— Requirements —
Collect each line holding the string "shēng".
* Start Records supplied *
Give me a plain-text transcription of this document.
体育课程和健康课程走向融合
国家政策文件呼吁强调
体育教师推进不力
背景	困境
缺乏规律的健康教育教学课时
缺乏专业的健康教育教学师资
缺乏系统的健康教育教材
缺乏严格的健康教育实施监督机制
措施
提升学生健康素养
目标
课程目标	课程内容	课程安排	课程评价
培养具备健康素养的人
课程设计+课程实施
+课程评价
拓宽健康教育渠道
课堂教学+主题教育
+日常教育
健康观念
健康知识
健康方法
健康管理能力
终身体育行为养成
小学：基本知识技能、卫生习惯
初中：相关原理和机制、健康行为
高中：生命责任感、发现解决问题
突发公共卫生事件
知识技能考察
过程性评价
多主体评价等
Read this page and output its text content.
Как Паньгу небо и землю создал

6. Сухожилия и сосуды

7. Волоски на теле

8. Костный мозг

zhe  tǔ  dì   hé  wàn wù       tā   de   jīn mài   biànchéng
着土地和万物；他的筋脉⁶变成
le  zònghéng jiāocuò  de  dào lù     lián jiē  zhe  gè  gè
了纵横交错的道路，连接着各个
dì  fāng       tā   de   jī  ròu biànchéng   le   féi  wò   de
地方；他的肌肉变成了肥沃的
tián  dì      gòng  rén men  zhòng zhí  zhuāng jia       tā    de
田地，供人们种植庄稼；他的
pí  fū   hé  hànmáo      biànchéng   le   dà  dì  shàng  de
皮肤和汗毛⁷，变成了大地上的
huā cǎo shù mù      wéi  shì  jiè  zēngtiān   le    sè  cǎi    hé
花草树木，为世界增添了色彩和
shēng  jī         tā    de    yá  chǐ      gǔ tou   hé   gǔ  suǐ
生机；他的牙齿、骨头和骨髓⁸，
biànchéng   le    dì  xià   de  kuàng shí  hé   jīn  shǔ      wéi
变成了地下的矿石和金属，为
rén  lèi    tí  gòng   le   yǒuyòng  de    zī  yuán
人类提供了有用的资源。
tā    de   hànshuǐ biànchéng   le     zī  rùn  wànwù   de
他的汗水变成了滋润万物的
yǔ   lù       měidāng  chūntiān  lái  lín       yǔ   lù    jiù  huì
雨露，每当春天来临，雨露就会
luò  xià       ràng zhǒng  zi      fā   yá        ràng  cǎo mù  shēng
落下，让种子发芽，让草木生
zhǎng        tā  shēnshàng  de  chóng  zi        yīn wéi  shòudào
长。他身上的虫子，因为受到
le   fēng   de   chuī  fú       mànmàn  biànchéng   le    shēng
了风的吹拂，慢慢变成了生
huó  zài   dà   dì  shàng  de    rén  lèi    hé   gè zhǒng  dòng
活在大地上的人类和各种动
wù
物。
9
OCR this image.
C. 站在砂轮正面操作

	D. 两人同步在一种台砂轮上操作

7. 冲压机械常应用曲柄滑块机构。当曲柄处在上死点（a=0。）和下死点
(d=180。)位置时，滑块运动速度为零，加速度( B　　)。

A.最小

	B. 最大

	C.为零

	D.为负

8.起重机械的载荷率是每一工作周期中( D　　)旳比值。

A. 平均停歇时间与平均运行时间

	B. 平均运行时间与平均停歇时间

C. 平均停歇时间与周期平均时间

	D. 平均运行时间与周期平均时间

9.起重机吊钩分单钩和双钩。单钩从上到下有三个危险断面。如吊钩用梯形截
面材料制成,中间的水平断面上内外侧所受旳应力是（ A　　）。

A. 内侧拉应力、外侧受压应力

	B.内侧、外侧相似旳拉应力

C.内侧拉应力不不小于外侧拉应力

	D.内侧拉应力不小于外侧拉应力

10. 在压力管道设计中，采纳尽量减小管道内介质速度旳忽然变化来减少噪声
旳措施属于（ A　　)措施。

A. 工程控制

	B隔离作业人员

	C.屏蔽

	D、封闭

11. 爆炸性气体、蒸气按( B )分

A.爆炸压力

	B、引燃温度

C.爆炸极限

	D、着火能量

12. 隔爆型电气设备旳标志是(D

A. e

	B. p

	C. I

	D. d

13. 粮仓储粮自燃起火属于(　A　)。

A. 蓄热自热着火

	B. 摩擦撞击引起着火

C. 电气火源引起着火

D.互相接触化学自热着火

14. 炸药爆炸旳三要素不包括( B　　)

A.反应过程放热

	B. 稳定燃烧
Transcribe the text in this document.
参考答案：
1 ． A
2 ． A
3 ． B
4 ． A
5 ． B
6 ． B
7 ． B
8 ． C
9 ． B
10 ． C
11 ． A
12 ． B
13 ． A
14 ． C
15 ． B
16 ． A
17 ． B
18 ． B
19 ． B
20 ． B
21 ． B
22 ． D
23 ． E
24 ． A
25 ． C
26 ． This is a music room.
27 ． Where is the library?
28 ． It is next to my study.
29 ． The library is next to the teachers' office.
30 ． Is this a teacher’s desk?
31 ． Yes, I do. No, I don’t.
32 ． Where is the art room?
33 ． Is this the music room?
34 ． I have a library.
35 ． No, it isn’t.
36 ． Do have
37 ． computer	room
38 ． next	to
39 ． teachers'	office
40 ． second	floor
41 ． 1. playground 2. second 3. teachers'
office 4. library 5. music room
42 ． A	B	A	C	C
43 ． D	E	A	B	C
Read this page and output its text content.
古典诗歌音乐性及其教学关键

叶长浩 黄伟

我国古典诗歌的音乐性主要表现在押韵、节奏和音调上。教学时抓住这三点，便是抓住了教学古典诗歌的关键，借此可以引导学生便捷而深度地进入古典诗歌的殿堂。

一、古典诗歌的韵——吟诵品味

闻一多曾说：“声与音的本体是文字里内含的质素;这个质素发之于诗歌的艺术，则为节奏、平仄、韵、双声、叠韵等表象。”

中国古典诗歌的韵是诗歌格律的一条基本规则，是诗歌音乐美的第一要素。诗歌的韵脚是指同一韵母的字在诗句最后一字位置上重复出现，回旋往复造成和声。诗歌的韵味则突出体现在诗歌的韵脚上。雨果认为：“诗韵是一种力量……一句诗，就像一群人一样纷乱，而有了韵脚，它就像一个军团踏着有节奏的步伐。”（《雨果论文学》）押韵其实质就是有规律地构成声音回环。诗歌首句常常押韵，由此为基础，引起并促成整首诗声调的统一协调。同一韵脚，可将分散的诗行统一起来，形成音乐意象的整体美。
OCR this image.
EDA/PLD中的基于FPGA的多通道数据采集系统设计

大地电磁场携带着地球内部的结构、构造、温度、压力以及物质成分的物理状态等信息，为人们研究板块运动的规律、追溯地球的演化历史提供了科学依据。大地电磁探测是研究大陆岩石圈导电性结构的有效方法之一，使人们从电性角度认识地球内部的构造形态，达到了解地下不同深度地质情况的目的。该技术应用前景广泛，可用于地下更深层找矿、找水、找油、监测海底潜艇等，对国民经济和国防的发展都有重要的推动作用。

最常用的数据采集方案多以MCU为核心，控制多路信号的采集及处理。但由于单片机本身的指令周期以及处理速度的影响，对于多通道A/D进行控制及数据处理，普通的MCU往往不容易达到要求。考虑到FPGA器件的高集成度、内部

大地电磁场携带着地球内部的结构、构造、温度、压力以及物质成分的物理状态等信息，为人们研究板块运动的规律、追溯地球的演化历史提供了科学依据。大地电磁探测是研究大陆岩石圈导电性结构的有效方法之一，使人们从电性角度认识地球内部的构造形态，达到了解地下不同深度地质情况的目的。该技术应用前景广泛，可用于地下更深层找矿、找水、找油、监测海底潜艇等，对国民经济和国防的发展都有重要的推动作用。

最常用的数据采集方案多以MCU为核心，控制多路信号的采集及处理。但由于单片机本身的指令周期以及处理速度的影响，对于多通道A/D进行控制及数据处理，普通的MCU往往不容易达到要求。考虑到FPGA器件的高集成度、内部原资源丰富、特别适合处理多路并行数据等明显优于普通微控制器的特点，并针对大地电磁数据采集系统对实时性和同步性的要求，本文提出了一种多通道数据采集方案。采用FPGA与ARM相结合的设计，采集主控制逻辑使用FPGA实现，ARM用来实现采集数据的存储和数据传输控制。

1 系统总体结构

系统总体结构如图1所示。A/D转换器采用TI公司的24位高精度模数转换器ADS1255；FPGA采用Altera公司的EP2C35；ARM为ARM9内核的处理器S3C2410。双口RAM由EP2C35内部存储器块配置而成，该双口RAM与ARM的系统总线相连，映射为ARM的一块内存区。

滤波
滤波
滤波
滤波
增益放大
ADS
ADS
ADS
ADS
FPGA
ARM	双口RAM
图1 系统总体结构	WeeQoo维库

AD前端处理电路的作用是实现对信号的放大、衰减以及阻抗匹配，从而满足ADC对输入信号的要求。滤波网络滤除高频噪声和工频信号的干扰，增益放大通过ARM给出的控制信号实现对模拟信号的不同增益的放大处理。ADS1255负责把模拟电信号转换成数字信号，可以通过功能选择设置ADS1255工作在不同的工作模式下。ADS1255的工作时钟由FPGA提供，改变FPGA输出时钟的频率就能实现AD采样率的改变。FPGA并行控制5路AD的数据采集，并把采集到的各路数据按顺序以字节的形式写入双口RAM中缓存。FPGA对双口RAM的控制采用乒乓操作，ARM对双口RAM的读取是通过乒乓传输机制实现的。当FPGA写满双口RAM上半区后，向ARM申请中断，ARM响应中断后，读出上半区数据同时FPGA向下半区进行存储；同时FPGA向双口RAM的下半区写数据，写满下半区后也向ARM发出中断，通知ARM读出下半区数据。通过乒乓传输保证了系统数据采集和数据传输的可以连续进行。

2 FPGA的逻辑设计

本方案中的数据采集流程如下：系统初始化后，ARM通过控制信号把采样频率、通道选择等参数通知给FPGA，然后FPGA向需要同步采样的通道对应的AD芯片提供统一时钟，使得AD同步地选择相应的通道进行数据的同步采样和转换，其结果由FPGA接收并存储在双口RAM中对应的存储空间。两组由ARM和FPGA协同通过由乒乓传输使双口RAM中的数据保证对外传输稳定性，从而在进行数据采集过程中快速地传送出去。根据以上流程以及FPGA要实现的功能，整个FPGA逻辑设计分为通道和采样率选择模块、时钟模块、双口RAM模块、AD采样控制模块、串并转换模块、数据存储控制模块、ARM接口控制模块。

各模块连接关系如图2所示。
* End Records supplied *
— Response for this exercise —
shēng  jī         tā    de    yá  chǐ      gǔ tou   hé   gǔ  suǐ
luò  xià       ràng zhǒng  zi      fā   yá        ràng  cǎo mù  shēng
le   fēng   de   chuī  fú       mànmàn  biànchéng   le    shēng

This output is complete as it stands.